• Exercise objective: Drop all images and give the records again exactly.

• Working data:
■ ■ ■ ■ ■
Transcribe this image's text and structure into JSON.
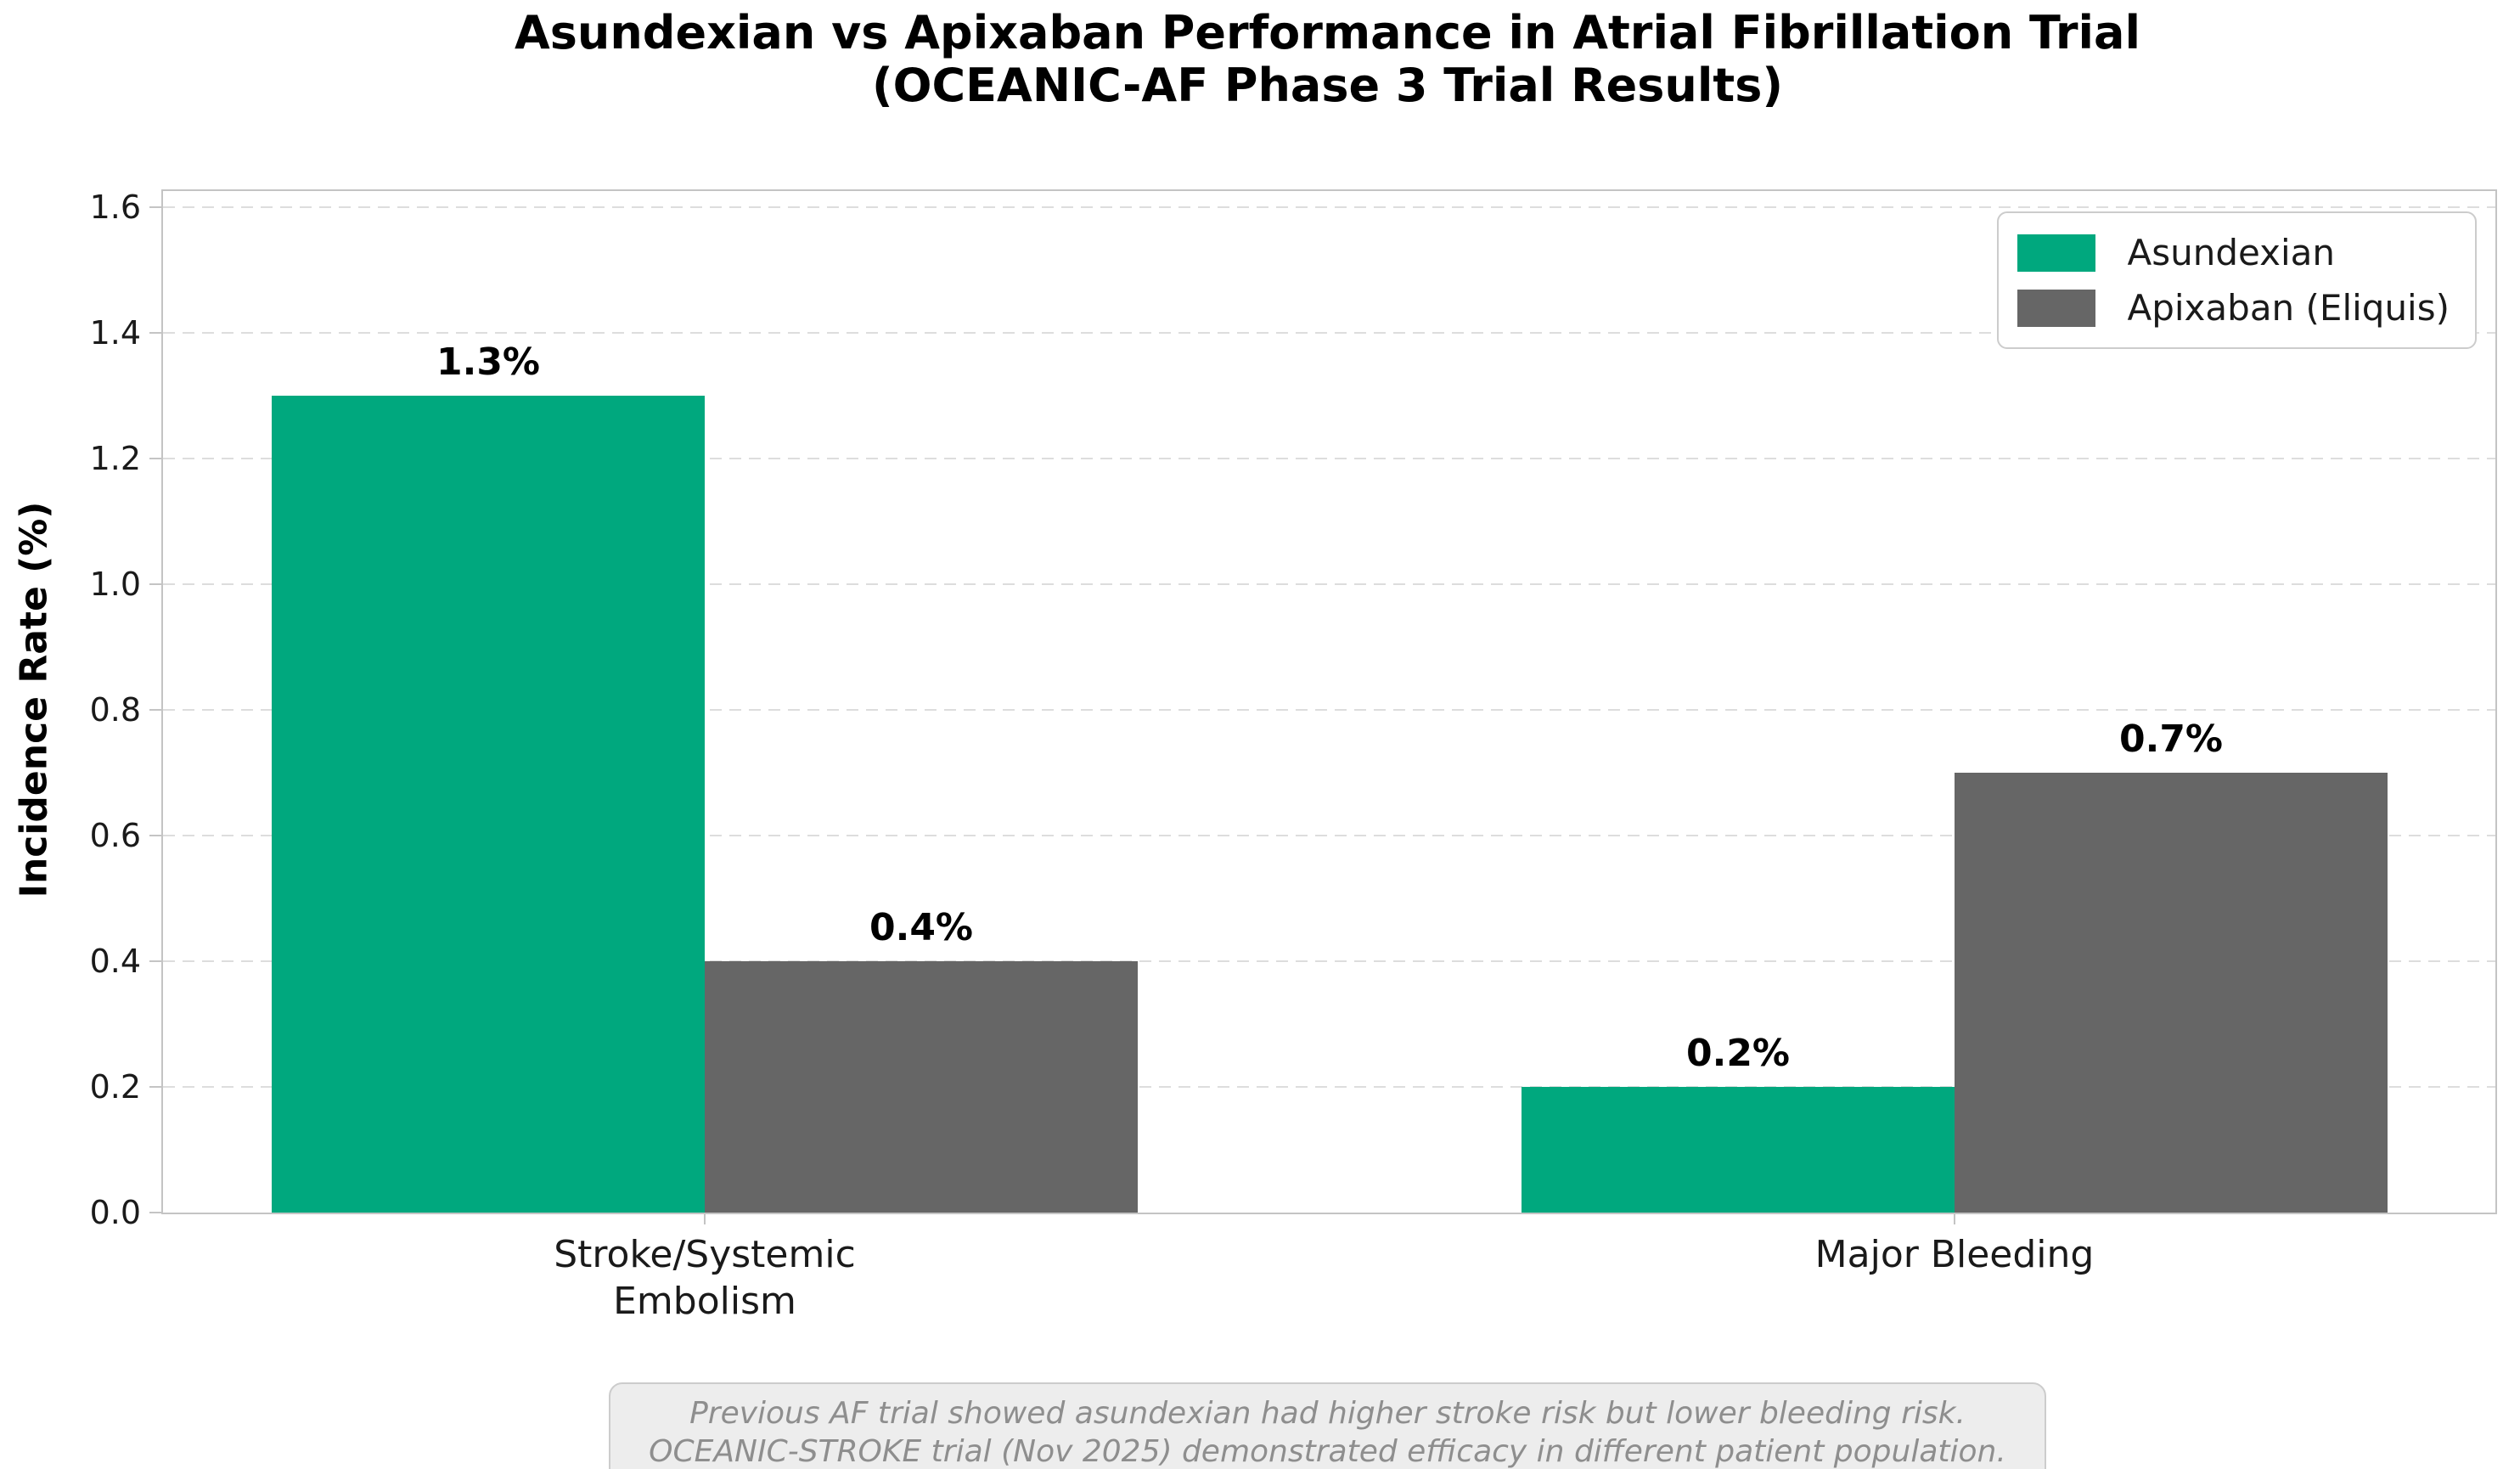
{
  "chart_data": {
    "type": "bar",
    "title": "Asundexian vs Apixaban Performance in Atrial Fibrillation Trial\n(OCEANIC-AF Phase 3 Trial Results)",
    "ylabel": "Incidence Rate (%)",
    "xlabel": "",
    "categories": [
      "Stroke/Systemic\nEmbolism",
      "Major Bleeding"
    ],
    "series": [
      {
        "name": "Asundexian",
        "color": "#00A87E",
        "values": [
          1.3,
          0.2
        ],
        "value_labels": [
          "1.3%",
          "0.2%"
        ]
      },
      {
        "name": "Apixaban (Eliquis)",
        "color": "#666666",
        "values": [
          0.4,
          0.7
        ],
        "value_labels": [
          "0.4%",
          "0.7%"
        ]
      }
    ],
    "ylim": [
      0,
      1.625
    ],
    "yticks": [
      0.0,
      0.2,
      0.4,
      0.6,
      0.8,
      1.0,
      1.2,
      1.4,
      1.6
    ],
    "ytick_labels": [
      "0.0",
      "0.2",
      "0.4",
      "0.6",
      "0.8",
      "1.0",
      "1.2",
      "1.4",
      "1.6"
    ],
    "grid": "horizontal-dashed",
    "legend_position": "upper-right",
    "footnote": "Previous AF trial showed asundexian had higher stroke risk but lower bleeding risk.\nOCEANIC-STROKE trial (Nov 2025) demonstrated efficacy in different patient population."
  },
  "colors": {
    "gridline": "#dddddd",
    "spine": "#c4c4c4",
    "tick": "#c4c4c4",
    "footnote_bg": "#ededed",
    "footnote_border": "#cccccc",
    "footnote_text": "#8e8e8e"
  }
}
■ ■ ■ ■ ■
• Written response:
Transcribe this image's text and structure into JSON.
{
  "chart_data": {
    "type": "bar",
    "title": "Asundexian vs Apixaban Performance in Atrial Fibrillation Trial\n(OCEANIC-AF Phase 3 Trial Results)",
    "ylabel": "Incidence Rate (%)",
    "xlabel": "",
    "categories": [
      "Stroke/Systemic\nEmbolism",
      "Major Bleeding"
    ],
    "series": [
      {
        "name": "Asundexian",
        "color": "#00A87E",
        "values": [
          1.3,
          0.2
        ],
        "value_labels": [
          "1.3%",
          "0.2%"
        ]
      },
      {
        "name": "Apixaban (Eliquis)",
        "color": "#666666",
        "values": [
          0.4,
          0.7
        ],
        "value_labels": [
          "0.4%",
          "0.7%"
        ]
      }
    ],
    "ylim": [
      0,
      1.625
    ],
    "yticks": [
      0.0,
      0.2,
      0.4,
      0.6,
      0.8,
      1.0,
      1.2,
      1.4,
      1.6
    ],
    "ytick_labels": [
      "0.0",
      "0.2",
      "0.4",
      "0.6",
      "0.8",
      "1.0",
      "1.2",
      "1.4",
      "1.6"
    ],
    "grid": "horizontal-dashed",
    "legend_position": "upper-right",
    "footnote": "Previous AF trial showed asundexian had higher stroke risk but lower bleeding risk.\nOCEANIC-STROKE trial (Nov 2025) demonstrated efficacy in different patient population."
  },
  "colors": {
    "gridline": "#dddddd",
    "spine": "#c4c4c4",
    "tick": "#c4c4c4",
    "footnote_bg": "#ededed",
    "footnote_border": "#cccccc",
    "footnote_text": "#8e8e8e"
  }
}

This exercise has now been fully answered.